======== Input data ========

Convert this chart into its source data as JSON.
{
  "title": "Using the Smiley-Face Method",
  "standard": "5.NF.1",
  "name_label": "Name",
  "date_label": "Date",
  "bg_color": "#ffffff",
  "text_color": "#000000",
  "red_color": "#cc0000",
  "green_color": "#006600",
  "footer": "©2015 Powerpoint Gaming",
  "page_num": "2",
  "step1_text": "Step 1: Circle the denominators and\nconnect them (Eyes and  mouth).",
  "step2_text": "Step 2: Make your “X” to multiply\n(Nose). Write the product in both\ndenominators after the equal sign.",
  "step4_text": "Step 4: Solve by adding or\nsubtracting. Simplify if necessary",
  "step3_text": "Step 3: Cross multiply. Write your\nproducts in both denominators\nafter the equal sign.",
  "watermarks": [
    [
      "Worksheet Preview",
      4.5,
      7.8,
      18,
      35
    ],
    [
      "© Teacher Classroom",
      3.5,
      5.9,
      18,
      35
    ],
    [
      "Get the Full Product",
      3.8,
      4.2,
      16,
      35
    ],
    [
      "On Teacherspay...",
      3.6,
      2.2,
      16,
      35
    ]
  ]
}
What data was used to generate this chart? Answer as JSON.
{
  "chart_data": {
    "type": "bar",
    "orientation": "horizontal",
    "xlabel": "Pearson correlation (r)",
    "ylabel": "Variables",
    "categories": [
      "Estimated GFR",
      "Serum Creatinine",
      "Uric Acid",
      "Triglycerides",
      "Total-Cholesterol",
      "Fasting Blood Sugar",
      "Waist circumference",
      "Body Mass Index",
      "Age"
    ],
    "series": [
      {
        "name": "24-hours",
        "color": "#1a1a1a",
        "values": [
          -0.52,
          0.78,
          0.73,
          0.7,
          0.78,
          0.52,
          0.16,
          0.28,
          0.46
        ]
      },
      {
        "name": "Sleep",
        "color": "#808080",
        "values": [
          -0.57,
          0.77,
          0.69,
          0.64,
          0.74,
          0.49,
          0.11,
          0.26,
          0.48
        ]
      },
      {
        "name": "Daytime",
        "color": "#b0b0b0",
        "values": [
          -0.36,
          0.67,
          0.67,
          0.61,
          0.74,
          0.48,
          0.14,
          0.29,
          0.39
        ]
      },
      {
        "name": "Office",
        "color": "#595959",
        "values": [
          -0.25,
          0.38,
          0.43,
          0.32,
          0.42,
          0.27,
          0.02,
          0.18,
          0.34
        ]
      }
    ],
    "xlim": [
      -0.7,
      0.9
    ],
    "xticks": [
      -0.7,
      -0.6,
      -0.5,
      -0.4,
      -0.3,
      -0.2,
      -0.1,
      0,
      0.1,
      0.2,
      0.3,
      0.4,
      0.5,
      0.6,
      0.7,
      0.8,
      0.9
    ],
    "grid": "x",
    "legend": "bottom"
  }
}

========

» Exercise description:
Take the material above and return all of it exactly.

» Solution for this task:
Convert this chart into its source data as JSON.
{
  "title": "Using the Smiley-Face Method",
  "standard": "5.NF.1",
  "name_label": "Name",
  "date_label": "Date",
  "bg_color": "#ffffff",
  "text_color": "#000000",
  "red_color": "#cc0000",
  "green_color": "#006600",
  "footer": "©2015 Powerpoint Gaming",
  "page_num": "2",
  "step1_text": "Step 1: Circle the denominators and\nconnect them (Eyes and  mouth).",
  "step2_text": "Step 2: Make your “X” to multiply\n(Nose). Write the product in both\ndenominators after the equal sign.",
  "step4_text": "Step 4: Solve by adding or\nsubtracting. Simplify if necessary",
  "step3_text": "Step 3: Cross multiply. Write your\nproducts in both denominators\nafter the equal sign.",
  "watermarks": [
    [
      "Worksheet Preview",
      4.5,
      7.8,
      18,
      35
    ],
    [
      "© Teacher Classroom",
      3.5,
      5.9,
      18,
      35
    ],
    [
      "Get the Full Product",
      3.8,
      4.2,
      16,
      35
    ],
    [
      "On Teacherspay...",
      3.6,
      2.2,
      16,
      35
    ]
  ]
}
What data was used to generate this chart? Answer as JSON.
{
  "chart_data": {
    "type": "bar",
    "orientation": "horizontal",
    "xlabel": "Pearson correlation (r)",
    "ylabel": "Variables",
    "categories": [
      "Estimated GFR",
      "Serum Creatinine",
      "Uric Acid",
      "Triglycerides",
      "Total-Cholesterol",
      "Fasting Blood Sugar",
      "Waist circumference",
      "Body Mass Index",
      "Age"
    ],
    "series": [
      {
        "name": "24-hours",
        "color": "#1a1a1a",
        "values": [
          -0.52,
          0.78,
          0.73,
          0.7,
          0.78,
          0.52,
          0.16,
          0.28,
          0.46
        ]
      },
      {
        "name": "Sleep",
        "color": "#808080",
        "values": [
          -0.57,
          0.77,
          0.69,
          0.64,
          0.74,
          0.49,
          0.11,
          0.26,
          0.48
        ]
      },
      {
        "name": "Daytime",
        "color": "#b0b0b0",
        "values": [
          -0.36,
          0.67,
          0.67,
          0.61,
          0.74,
          0.48,
          0.14,
          0.29,
          0.39
        ]
      },
      {
        "name": "Office",
        "color": "#595959",
        "values": [
          -0.25,
          0.38,
          0.43,
          0.32,
          0.42,
          0.27,
          0.02,
          0.18,
          0.34
        ]
      }
    ],
    "xlim": [
      -0.7,
      0.9
    ],
    "xticks": [
      -0.7,
      -0.6,
      -0.5,
      -0.4,
      -0.3,
      -0.2,
      -0.1,
      0,
      0.1,
      0.2,
      0.3,
      0.4,
      0.5,
      0.6,
      0.7,
      0.8,
      0.9
    ],
    "grid": "x",
    "legend": "bottom"
  }
}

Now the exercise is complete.